#### WORK TO COMPLETE:
Your task is to retype each line of the data below exactly.

** begin **

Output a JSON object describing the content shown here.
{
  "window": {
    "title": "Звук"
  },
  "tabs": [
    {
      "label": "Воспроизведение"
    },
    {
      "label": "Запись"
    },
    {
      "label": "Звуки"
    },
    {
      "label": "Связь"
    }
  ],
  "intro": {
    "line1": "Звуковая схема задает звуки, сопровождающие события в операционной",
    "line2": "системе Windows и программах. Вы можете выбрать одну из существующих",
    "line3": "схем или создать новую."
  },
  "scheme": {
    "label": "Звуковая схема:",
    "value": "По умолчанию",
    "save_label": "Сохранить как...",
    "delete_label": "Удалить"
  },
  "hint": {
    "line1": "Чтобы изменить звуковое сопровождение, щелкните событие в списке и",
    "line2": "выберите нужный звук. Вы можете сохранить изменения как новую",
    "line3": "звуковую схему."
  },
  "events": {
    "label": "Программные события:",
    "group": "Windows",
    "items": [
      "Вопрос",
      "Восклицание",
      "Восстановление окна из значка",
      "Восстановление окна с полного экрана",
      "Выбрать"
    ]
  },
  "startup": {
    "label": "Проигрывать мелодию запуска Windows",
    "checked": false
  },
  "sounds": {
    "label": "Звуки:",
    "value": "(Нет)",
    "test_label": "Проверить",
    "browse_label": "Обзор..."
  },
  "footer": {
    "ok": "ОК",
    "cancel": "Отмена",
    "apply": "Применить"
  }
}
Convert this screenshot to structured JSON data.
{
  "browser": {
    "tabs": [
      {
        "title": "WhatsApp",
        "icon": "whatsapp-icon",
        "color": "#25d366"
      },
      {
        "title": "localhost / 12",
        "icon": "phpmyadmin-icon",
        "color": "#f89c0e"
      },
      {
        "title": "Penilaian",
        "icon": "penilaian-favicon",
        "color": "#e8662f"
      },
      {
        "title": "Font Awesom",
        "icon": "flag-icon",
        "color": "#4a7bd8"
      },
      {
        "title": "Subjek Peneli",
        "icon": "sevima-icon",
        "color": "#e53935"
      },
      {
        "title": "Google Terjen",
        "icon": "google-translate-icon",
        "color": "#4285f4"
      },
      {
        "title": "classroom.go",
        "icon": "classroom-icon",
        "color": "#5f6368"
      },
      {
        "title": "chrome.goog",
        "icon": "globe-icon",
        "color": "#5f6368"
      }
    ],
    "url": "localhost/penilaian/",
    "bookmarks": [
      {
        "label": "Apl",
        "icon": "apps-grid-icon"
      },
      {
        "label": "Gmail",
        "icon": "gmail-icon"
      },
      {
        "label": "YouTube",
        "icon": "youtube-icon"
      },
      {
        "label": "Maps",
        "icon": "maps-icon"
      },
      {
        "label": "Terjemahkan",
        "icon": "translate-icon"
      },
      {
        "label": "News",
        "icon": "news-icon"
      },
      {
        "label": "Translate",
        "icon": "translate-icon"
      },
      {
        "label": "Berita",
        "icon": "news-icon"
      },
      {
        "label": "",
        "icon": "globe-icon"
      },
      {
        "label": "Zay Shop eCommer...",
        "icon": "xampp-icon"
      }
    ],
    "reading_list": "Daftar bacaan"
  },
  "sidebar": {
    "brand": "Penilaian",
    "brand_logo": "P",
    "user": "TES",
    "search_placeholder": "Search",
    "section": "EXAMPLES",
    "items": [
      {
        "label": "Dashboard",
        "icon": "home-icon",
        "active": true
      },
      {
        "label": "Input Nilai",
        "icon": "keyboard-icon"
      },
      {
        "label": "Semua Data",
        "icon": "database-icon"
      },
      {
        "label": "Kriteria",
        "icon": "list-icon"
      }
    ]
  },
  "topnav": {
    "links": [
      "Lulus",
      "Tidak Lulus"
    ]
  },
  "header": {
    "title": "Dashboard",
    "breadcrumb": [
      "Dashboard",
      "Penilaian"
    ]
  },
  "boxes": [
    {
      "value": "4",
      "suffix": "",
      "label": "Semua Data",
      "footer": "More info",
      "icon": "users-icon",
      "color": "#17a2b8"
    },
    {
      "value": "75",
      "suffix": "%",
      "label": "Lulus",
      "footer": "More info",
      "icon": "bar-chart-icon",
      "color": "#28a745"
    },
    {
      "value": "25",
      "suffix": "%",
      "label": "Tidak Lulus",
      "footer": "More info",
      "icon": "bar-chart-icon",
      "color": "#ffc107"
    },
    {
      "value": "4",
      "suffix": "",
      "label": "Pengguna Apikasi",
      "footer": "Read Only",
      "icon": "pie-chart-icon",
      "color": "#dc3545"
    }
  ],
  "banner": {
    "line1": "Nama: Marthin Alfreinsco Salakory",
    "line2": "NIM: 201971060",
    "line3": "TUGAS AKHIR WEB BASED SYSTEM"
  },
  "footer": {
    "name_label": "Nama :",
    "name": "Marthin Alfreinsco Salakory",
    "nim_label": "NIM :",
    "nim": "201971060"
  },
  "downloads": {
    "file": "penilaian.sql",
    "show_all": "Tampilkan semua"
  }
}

** end **

#### WORKED SOLUTION:
Output a JSON object describing the content shown here.
{
  "window": {
    "title": "Звук"
  },
  "tabs": [
    {
      "label": "Воспроизведение"
    },
    {
      "label": "Запись"
    },
    {
      "label": "Звуки"
    },
    {
      "label": "Связь"
    }
  ],
  "intro": {
    "line1": "Звуковая схема задает звуки, сопровождающие события в операционной",
    "line2": "системе Windows и программах. Вы можете выбрать одну из существующих",
    "line3": "схем или создать новую."
  },
  "scheme": {
    "label": "Звуковая схема:",
    "value": "По умолчанию",
    "save_label": "Сохранить как...",
    "delete_label": "Удалить"
  },
  "hint": {
    "line1": "Чтобы изменить звуковое сопровождение, щелкните событие в списке и",
    "line2": "выберите нужный звук. Вы можете сохранить изменения как новую",
    "line3": "звуковую схему."
  },
  "events": {
    "label": "Программные события:",
    "group": "Windows",
    "items": [
      "Вопрос",
      "Восклицание",
      "Восстановление окна из значка",
      "Восстановление окна с полного экрана",
      "Выбрать"
    ]
  },
  "startup": {
    "label": "Проигрывать мелодию запуска Windows",
    "checked": false
  },
  "sounds": {
    "label": "Звуки:",
    "value": "(Нет)",
    "test_label": "Проверить",
    "browse_label": "Обзор..."
  },
  "footer": {
    "ok": "ОК",
    "cancel": "Отмена",
    "apply": "Применить"
  }
}
Convert this screenshot to structured JSON data.
{
  "browser": {
    "tabs": [
      {
        "title": "WhatsApp",
        "icon": "whatsapp-icon",
        "color": "#25d366"
      },
      {
        "title": "localhost / 12",
        "icon": "phpmyadmin-icon",
        "color": "#f89c0e"
      },
      {
        "title": "Penilaian",
        "icon": "penilaian-favicon",
        "color": "#e8662f"
      },
      {
        "title": "Font Awesom",
        "icon": "flag-icon",
        "color": "#4a7bd8"
      },
      {
        "title": "Subjek Peneli",
        "icon": "sevima-icon",
        "color": "#e53935"
      },
      {
        "title": "Google Terjen",
        "icon": "google-translate-icon",
        "color": "#4285f4"
      },
      {
        "title": "classroom.go",
        "icon": "classroom-icon",
        "color": "#5f6368"
      },
      {
        "title": "chrome.goog",
        "icon": "globe-icon",
        "color": "#5f6368"
      }
    ],
    "url": "localhost/penilaian/",
    "bookmarks": [
      {
        "label": "Apl",
        "icon": "apps-grid-icon"
      },
      {
        "label": "Gmail",
        "icon": "gmail-icon"
      },
      {
        "label": "YouTube",
        "icon": "youtube-icon"
      },
      {
        "label": "Maps",
        "icon": "maps-icon"
      },
      {
        "label": "Terjemahkan",
        "icon": "translate-icon"
      },
      {
        "label": "News",
        "icon": "news-icon"
      },
      {
        "label": "Translate",
        "icon": "translate-icon"
      },
      {
        "label": "Berita",
        "icon": "news-icon"
      },
      {
        "label": "",
        "icon": "globe-icon"
      },
      {
        "label": "Zay Shop eCommer...",
        "icon": "xampp-icon"
      }
    ],
    "reading_list": "Daftar bacaan"
  },
  "sidebar": {
    "brand": "Penilaian",
    "brand_logo": "P",
    "user": "TES",
    "search_placeholder": "Search",
    "section": "EXAMPLES",
    "items": [
      {
        "label": "Dashboard",
        "icon": "home-icon",
        "active": true
      },
      {
        "label": "Input Nilai",
        "icon": "keyboard-icon"
      },
      {
        "label": "Semua Data",
        "icon": "database-icon"
      },
      {
        "label": "Kriteria",
        "icon": "list-icon"
      }
    ]
  },
  "topnav": {
    "links": [
      "Lulus",
      "Tidak Lulus"
    ]
  },
  "header": {
    "title": "Dashboard",
    "breadcrumb": [
      "Dashboard",
      "Penilaian"
    ]
  },
  "boxes": [
    {
      "value": "4",
      "suffix": "",
      "label": "Semua Data",
      "footer": "More info",
      "icon": "users-icon",
      "color": "#17a2b8"
    },
    {
      "value": "75",
      "suffix": "%",
      "label": "Lulus",
      "footer": "More info",
      "icon": "bar-chart-icon",
      "color": "#28a745"
    },
    {
      "value": "25",
      "suffix": "%",
      "label": "Tidak Lulus",
      "footer": "More info",
      "icon": "bar-chart-icon",
      "color": "#ffc107"
    },
    {
      "value": "4",
      "suffix": "",
      "label": "Pengguna Apikasi",
      "footer": "Read Only",
      "icon": "pie-chart-icon",
      "color": "#dc3545"
    }
  ],
  "banner": {
    "line1": "Nama: Marthin Alfreinsco Salakory",
    "line2": "NIM: 201971060",
    "line3": "TUGAS AKHIR WEB BASED SYSTEM"
  },
  "footer": {
    "name_label": "Nama :",
    "name": "Marthin Alfreinsco Salakory",
    "nim_label": "NIM :",
    "nim": "201971060"
  },
  "downloads": {
    "file": "penilaian.sql",
    "show_all": "Tampilkan semua"
  }
}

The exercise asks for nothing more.